[Begin]
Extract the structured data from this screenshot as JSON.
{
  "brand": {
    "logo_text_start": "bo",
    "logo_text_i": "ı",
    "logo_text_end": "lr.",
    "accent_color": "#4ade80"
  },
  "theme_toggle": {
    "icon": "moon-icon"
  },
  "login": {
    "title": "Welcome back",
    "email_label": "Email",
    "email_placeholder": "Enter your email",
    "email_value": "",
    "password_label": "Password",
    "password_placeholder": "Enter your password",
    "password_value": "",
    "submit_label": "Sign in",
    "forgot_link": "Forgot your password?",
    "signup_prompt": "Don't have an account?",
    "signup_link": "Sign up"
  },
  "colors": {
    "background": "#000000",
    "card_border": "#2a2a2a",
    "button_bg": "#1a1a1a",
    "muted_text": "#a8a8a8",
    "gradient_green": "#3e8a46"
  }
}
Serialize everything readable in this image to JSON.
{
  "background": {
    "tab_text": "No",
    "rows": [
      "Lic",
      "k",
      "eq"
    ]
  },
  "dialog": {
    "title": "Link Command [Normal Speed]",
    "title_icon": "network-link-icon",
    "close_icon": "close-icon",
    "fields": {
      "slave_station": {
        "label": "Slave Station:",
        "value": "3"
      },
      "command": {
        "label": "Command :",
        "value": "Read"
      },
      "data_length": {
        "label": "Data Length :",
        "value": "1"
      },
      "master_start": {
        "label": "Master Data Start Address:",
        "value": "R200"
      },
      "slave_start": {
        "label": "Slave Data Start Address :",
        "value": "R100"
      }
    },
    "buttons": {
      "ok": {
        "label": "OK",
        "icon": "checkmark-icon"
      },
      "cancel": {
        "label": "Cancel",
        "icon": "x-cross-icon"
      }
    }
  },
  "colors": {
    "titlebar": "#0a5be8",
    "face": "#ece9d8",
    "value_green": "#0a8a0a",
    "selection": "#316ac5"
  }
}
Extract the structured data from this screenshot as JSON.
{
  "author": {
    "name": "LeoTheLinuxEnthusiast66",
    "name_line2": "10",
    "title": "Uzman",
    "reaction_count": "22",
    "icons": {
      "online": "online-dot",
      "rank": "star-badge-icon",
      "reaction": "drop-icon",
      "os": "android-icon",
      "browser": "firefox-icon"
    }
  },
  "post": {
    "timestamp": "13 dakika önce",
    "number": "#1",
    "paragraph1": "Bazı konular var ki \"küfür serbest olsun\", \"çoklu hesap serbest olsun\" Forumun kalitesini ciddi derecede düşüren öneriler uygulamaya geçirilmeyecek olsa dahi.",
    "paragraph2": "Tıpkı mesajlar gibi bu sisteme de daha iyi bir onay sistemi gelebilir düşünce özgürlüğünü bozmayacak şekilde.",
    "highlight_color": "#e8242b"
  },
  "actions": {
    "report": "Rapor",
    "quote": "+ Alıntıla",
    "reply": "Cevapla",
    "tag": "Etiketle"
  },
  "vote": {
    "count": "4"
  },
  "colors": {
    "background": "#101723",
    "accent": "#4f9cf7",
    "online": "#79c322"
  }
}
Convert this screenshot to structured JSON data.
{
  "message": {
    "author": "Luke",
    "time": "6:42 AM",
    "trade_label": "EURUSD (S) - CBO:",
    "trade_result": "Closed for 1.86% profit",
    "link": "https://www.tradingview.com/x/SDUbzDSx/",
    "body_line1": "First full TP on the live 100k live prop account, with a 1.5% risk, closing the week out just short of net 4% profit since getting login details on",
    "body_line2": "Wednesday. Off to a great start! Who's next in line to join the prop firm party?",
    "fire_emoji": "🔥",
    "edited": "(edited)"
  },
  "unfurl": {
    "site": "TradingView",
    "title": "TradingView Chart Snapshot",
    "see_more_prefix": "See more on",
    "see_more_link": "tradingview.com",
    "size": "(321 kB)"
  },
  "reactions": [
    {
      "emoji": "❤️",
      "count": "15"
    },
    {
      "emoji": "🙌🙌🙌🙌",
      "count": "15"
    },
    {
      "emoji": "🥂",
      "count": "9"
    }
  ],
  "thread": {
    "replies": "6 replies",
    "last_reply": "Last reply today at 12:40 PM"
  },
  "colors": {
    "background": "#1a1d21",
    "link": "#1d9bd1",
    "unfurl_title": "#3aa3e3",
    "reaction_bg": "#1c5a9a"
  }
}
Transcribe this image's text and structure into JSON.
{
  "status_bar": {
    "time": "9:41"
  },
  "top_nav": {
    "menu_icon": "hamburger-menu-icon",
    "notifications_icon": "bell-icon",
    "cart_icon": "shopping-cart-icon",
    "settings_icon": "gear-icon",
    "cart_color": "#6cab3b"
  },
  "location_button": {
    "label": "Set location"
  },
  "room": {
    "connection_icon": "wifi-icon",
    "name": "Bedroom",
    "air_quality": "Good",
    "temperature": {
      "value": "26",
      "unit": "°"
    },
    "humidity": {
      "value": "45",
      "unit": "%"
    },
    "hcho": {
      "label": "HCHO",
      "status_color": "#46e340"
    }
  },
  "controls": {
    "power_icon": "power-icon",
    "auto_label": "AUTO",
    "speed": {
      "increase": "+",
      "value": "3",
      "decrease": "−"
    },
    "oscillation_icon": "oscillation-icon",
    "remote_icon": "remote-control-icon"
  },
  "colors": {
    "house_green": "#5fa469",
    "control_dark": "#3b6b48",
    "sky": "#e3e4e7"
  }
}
[End]
• **EXERCISE DIRECTIONS**
Repeat the material above in full, keeping every word.

• **WRITTEN ANSWER**
Extract the structured data from this screenshot as JSON.
{
  "brand": {
    "logo_text_start": "bo",
    "logo_text_i": "ı",
    "logo_text_end": "lr.",
    "accent_color": "#4ade80"
  },
  "theme_toggle": {
    "icon": "moon-icon"
  },
  "login": {
    "title": "Welcome back",
    "email_label": "Email",
    "email_placeholder": "Enter your email",
    "email_value": "",
    "password_label": "Password",
    "password_placeholder": "Enter your password",
    "password_value": "",
    "submit_label": "Sign in",
    "forgot_link": "Forgot your password?",
    "signup_prompt": "Don't have an account?",
    "signup_link": "Sign up"
  },
  "colors": {
    "background": "#000000",
    "card_border": "#2a2a2a",
    "button_bg": "#1a1a1a",
    "muted_text": "#a8a8a8",
    "gradient_green": "#3e8a46"
  }
}
Serialize everything readable in this image to JSON.
{
  "background": {
    "tab_text": "No",
    "rows": [
      "Lic",
      "k",
      "eq"
    ]
  },
  "dialog": {
    "title": "Link Command [Normal Speed]",
    "title_icon": "network-link-icon",
    "close_icon": "close-icon",
    "fields": {
      "slave_station": {
        "label": "Slave Station:",
        "value": "3"
      },
      "command": {
        "label": "Command :",
        "value": "Read"
      },
      "data_length": {
        "label": "Data Length :",
        "value": "1"
      },
      "master_start": {
        "label": "Master Data Start Address:",
        "value": "R200"
      },
      "slave_start": {
        "label": "Slave Data Start Address :",
        "value": "R100"
      }
    },
    "buttons": {
      "ok": {
        "label": "OK",
        "icon": "checkmark-icon"
      },
      "cancel": {
        "label": "Cancel",
        "icon": "x-cross-icon"
      }
    }
  },
  "colors": {
    "titlebar": "#0a5be8",
    "face": "#ece9d8",
    "value_green": "#0a8a0a",
    "selection": "#316ac5"
  }
}
Extract the structured data from this screenshot as JSON.
{
  "author": {
    "name": "LeoTheLinuxEnthusiast66",
    "name_line2": "10",
    "title": "Uzman",
    "reaction_count": "22",
    "icons": {
      "online": "online-dot",
      "rank": "star-badge-icon",
      "reaction": "drop-icon",
      "os": "android-icon",
      "browser": "firefox-icon"
    }
  },
  "post": {
    "timestamp": "13 dakika önce",
    "number": "#1",
    "paragraph1": "Bazı konular var ki \"küfür serbest olsun\", \"çoklu hesap serbest olsun\" Forumun kalitesini ciddi derecede düşüren öneriler uygulamaya geçirilmeyecek olsa dahi.",
    "paragraph2": "Tıpkı mesajlar gibi bu sisteme de daha iyi bir onay sistemi gelebilir düşünce özgürlüğünü bozmayacak şekilde.",
    "highlight_color": "#e8242b"
  },
  "actions": {
    "report": "Rapor",
    "quote": "+ Alıntıla",
    "reply": "Cevapla",
    "tag": "Etiketle"
  },
  "vote": {
    "count": "4"
  },
  "colors": {
    "background": "#101723",
    "accent": "#4f9cf7",
    "online": "#79c322"
  }
}
Convert this screenshot to structured JSON data.
{
  "message": {
    "author": "Luke",
    "time": "6:42 AM",
    "trade_label": "EURUSD (S) - CBO:",
    "trade_result": "Closed for 1.86% profit",
    "link": "https://www.tradingview.com/x/SDUbzDSx/",
    "body_line1": "First full TP on the live 100k live prop account, with a 1.5% risk, closing the week out just short of net 4% profit since getting login details on",
    "body_line2": "Wednesday. Off to a great start! Who's next in line to join the prop firm party?",
    "fire_emoji": "🔥",
    "edited": "(edited)"
  },
  "unfurl": {
    "site": "TradingView",
    "title": "TradingView Chart Snapshot",
    "see_more_prefix": "See more on",
    "see_more_link": "tradingview.com",
    "size": "(321 kB)"
  },
  "reactions": [
    {
      "emoji": "❤️",
      "count": "15"
    },
    {
      "emoji": "🙌🙌🙌🙌",
      "count": "15"
    },
    {
      "emoji": "🥂",
      "count": "9"
    }
  ],
  "thread": {
    "replies": "6 replies",
    "last_reply": "Last reply today at 12:40 PM"
  },
  "colors": {
    "background": "#1a1d21",
    "link": "#1d9bd1",
    "unfurl_title": "#3aa3e3",
    "reaction_bg": "#1c5a9a"
  }
}
Transcribe this image's text and structure into JSON.
{
  "status_bar": {
    "time": "9:41"
  },
  "top_nav": {
    "menu_icon": "hamburger-menu-icon",
    "notifications_icon": "bell-icon",
    "cart_icon": "shopping-cart-icon",
    "settings_icon": "gear-icon",
    "cart_color": "#6cab3b"
  },
  "location_button": {
    "label": "Set location"
  },
  "room": {
    "connection_icon": "wifi-icon",
    "name": "Bedroom",
    "air_quality": "Good",
    "temperature": {
      "value": "26",
      "unit": "°"
    },
    "humidity": {
      "value": "45",
      "unit": "%"
    },
    "hcho": {
      "label": "HCHO",
      "status_color": "#46e340"
    }
  },
  "controls": {
    "power_icon": "power-icon",
    "auto_label": "AUTO",
    "speed": {
      "increase": "+",
      "value": "3",
      "decrease": "−"
    },
    "oscillation_icon": "oscillation-icon",
    "remote_icon": "remote-control-icon"
  },
  "colors": {
    "house_green": "#5fa469",
    "control_dark": "#3b6b48",
    "sky": "#e3e4e7"
  }
}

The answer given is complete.